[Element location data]
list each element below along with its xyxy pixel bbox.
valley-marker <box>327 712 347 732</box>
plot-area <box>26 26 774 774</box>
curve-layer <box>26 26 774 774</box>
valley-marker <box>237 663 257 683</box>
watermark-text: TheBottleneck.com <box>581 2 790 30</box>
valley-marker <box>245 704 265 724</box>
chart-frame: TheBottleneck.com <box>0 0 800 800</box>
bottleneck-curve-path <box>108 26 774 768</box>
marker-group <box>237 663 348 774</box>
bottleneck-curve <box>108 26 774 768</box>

**To do:** Format the listing as a Markdown table with the columns Number and Record line, giving one row per line and leaving out blank lines.

**Exercise solution:**
| Number | Record line |
|---|---|
| 1 | list each element below along with its xyxy pixel bbox. |
| 2 | valley-marker <box>327 712 347 732</box> |
| 3 | plot-area <box>26 26 774 774</box> |
| 4 | curve-layer <box>26 26 774 774</box> |
| 5 | valley-marker <box>237 663 257 683</box> |
| 6 | watermark-text: TheBottleneck.com <box>581 2 790 30</box> |
| 7 | valley-marker <box>245 704 265 724</box> |
| 8 | chart-frame: TheBottleneck.com <box>0 0 800 800</box> |
| 9 | bottleneck-curve-path <box>108 26 774 768</box> |
| 10 | marker-group <box>237 663 348 774</box> |
| 11 | bottleneck-curve <box>108 26 774 768</box> |